Records for processing start
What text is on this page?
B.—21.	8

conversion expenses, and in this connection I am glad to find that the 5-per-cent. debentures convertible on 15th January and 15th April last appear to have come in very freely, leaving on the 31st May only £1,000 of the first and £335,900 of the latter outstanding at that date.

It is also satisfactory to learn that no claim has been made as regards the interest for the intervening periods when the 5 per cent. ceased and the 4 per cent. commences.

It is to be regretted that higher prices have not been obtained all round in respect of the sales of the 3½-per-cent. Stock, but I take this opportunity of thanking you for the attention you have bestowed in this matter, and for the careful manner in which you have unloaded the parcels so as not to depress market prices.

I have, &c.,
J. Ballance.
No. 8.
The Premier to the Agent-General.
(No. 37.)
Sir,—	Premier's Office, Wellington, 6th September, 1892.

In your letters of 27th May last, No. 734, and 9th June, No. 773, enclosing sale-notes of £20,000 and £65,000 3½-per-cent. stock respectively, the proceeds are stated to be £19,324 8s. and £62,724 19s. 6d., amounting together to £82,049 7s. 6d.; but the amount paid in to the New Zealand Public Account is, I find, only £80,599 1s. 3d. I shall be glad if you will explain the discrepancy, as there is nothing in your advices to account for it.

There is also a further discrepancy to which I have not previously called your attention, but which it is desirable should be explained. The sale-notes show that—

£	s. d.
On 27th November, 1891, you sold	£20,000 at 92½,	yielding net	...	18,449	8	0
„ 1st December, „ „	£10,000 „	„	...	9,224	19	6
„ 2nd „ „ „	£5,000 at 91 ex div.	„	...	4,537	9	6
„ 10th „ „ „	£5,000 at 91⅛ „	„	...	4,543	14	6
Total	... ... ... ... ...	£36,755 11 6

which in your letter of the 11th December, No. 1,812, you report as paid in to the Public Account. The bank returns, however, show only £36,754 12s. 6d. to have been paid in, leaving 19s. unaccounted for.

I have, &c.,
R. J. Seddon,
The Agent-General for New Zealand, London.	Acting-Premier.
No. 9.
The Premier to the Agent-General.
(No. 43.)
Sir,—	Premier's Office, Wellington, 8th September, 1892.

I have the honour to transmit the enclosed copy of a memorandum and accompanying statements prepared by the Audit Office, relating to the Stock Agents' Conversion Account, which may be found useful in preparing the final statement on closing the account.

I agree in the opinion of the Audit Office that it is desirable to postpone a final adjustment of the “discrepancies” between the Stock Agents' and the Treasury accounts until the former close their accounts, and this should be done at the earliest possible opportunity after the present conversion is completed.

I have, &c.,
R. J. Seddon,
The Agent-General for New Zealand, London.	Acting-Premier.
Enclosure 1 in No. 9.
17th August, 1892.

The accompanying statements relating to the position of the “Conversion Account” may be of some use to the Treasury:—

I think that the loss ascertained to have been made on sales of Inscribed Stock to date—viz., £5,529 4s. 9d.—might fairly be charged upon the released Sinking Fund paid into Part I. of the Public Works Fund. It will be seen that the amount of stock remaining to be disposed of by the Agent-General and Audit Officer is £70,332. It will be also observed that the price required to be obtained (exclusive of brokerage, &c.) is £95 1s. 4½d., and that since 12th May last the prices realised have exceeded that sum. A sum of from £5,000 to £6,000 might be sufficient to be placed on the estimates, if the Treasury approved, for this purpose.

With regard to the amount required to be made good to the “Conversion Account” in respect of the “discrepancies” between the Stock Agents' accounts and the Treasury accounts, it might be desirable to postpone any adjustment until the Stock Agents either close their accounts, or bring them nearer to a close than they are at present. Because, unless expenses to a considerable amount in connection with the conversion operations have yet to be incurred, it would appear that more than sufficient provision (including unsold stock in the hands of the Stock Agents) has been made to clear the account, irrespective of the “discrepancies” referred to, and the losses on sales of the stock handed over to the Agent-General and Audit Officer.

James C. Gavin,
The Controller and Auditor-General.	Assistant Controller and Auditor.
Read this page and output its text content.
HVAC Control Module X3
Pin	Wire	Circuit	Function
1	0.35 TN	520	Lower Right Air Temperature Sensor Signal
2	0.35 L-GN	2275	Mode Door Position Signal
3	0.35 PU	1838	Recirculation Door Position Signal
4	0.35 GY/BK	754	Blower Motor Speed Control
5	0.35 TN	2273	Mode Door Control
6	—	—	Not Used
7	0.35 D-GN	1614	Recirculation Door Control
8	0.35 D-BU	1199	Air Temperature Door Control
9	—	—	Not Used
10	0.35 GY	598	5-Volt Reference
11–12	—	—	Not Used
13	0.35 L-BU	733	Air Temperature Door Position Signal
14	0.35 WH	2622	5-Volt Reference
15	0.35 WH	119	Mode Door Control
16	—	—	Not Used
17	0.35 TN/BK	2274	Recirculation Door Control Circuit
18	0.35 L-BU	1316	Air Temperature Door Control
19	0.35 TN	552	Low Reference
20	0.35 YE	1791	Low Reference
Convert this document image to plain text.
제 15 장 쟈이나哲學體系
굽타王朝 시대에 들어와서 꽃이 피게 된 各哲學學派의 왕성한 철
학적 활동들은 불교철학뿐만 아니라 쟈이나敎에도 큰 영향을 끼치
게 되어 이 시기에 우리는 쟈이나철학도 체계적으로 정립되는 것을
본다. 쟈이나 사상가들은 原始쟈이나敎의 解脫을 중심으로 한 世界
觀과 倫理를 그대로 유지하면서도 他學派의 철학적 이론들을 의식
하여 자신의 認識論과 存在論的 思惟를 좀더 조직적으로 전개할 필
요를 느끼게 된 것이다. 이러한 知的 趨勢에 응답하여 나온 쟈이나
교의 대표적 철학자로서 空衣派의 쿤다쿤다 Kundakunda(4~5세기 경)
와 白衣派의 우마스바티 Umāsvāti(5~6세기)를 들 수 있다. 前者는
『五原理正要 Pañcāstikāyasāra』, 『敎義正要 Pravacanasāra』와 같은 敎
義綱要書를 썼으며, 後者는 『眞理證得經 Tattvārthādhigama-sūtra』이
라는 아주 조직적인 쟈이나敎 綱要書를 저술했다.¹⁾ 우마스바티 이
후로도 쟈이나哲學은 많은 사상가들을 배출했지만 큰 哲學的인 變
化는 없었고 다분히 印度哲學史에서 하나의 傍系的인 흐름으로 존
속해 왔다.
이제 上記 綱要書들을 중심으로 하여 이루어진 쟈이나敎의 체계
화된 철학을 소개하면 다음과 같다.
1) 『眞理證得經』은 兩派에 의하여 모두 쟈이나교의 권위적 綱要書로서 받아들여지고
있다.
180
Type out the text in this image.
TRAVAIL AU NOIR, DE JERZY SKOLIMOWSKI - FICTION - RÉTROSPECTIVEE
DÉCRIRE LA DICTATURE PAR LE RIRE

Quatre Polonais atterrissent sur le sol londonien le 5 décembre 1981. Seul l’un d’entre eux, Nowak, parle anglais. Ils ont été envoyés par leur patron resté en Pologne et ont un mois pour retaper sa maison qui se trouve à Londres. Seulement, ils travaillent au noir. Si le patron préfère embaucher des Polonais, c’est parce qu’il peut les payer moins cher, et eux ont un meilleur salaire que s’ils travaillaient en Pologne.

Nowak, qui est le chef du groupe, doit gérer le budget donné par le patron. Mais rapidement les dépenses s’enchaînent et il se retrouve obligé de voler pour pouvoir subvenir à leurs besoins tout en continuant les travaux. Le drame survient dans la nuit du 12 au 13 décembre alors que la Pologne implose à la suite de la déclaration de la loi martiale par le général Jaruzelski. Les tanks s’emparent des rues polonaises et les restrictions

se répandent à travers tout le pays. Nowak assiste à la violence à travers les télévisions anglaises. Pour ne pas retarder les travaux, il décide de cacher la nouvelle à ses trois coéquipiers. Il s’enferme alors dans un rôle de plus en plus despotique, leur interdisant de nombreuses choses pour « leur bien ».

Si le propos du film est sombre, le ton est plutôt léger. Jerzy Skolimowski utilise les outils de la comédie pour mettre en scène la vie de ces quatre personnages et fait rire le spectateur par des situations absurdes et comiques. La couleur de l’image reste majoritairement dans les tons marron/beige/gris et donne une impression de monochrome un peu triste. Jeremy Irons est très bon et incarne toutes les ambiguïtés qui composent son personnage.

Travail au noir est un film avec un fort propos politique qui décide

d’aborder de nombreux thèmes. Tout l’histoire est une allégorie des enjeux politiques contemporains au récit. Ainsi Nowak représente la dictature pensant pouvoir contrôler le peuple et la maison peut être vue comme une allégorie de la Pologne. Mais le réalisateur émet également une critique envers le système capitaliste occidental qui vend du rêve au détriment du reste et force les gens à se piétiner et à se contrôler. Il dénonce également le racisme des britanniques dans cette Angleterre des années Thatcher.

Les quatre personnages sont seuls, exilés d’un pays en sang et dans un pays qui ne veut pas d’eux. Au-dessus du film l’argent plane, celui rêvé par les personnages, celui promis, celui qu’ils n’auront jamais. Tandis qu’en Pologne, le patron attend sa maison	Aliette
Records for processing end
What the exercise asks:
Extract every line that has the string "sales" in it.

Reply to the task:
It is to be regretted that higher prices have not been obtained all round in respect of the sales of the 3½-per-cent. Stock, but I take this opportunity of thanking you for the attention you have bestowed in this matter, and for the careful manner in which you have unloaded the parcels so as not to depress market prices.
I think that the loss ascertained to have been made on sales of Inscribed Stock to date—viz., £5,529 4s. 9d.—might fairly be charged upon the released Sinking Fund paid into Part I. of the Public Works Fund. It will be seen that the amount of stock remaining to be disposed of by the Agent-General and Audit Officer is £70,332. It will be also observed that the price required to be obtained (exclusive of brokerage, &c.) is £95 1s. 4½d., and that since 12th May last the prices realised have exceeded that sum. A sum of from £5,000 to £6,000 might be sufficient to be placed on the estimates, if the Treasury approved, for this purpose.
With regard to the amount required to be made good to the “Conversion Account” in respect of the “discrepancies” between the Stock Agents' accounts and the Treasury accounts, it might be desirable to postpone any adjustment until the Stock Agents either close their accounts, or bring them nearer to a close than they are at present. Because, unless expenses to a considerable amount in connection with the conversion operations have yet to be incurred, it would appear that more than sufficient provision (including unsold stock in the hands of the Stock Agents) has been made to clear the account, irrespective of the “discrepancies” referred to, and the losses on sales of the stock handed over to the Agent-General and Audit Officer.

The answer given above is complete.